*What the task requires*. From the entries below, please gather each line containing the string "messages".

━━━━━ Records shown

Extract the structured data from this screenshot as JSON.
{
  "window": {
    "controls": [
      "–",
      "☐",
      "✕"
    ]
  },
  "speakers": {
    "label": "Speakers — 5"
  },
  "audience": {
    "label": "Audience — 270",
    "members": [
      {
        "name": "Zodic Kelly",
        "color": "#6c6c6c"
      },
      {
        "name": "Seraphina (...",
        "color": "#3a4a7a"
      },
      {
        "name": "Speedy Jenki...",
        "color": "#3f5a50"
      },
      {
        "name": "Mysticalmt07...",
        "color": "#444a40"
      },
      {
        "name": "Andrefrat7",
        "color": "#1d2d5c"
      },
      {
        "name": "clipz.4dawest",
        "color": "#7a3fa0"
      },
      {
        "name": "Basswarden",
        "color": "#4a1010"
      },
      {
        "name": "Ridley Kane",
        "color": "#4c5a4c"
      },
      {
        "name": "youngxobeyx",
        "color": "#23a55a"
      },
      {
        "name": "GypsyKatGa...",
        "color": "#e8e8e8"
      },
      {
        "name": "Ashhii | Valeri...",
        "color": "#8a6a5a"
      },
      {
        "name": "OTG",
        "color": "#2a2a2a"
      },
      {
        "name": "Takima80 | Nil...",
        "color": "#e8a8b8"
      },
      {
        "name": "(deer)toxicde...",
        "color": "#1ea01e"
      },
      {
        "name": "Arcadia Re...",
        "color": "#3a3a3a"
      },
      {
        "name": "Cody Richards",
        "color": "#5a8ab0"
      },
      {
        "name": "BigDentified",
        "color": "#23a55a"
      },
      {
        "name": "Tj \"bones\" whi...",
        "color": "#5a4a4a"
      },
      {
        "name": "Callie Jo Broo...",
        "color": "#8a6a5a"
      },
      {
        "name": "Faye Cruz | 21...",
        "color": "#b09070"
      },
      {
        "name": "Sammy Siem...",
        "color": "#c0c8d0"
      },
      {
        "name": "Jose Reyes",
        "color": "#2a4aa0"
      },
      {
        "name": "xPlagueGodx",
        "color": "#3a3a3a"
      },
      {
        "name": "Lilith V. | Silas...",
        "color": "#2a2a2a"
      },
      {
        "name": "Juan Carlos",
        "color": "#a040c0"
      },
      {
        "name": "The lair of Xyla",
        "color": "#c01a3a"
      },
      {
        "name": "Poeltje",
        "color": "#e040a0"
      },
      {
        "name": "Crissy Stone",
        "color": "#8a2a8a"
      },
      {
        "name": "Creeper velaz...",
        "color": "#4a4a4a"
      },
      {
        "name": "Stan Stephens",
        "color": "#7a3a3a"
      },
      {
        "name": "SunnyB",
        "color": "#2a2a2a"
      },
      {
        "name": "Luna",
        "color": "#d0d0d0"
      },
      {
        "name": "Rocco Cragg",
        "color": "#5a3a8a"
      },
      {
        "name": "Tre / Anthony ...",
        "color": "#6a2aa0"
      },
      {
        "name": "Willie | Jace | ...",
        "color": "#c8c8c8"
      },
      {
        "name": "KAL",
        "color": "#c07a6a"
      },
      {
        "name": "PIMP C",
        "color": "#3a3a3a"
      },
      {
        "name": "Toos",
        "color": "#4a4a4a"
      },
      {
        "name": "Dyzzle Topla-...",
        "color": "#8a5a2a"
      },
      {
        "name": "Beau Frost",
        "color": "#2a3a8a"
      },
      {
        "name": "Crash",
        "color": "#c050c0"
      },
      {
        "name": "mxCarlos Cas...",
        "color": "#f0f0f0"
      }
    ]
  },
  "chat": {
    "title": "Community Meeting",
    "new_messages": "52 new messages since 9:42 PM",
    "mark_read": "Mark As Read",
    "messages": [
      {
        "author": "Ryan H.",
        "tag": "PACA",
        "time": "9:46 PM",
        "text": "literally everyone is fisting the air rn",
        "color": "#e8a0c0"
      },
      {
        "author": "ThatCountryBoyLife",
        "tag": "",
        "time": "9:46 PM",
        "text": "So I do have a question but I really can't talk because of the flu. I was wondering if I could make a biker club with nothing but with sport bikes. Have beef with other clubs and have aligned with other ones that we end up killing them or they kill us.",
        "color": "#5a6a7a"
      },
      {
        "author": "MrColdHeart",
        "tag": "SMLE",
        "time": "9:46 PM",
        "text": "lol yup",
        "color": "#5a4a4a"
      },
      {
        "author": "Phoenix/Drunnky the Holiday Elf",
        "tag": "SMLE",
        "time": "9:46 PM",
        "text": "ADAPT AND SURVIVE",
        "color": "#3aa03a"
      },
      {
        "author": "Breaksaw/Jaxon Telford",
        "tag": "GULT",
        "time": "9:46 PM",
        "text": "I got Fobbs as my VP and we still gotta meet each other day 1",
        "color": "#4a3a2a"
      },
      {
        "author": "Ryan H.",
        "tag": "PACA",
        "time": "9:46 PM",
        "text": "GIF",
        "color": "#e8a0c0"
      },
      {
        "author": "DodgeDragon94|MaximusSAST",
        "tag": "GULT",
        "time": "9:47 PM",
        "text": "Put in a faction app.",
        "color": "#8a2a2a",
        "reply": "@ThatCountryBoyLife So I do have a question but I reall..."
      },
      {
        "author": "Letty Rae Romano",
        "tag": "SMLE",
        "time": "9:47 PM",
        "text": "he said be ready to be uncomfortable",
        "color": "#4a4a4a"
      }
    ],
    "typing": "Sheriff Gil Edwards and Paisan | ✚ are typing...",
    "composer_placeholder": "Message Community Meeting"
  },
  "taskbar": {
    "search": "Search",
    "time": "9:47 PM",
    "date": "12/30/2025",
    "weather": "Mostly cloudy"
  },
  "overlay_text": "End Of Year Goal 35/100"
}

━━━━━━━━━━

*Complete response*.
    "new_messages": "52 new messages since 9:42 PM",
    "messages": [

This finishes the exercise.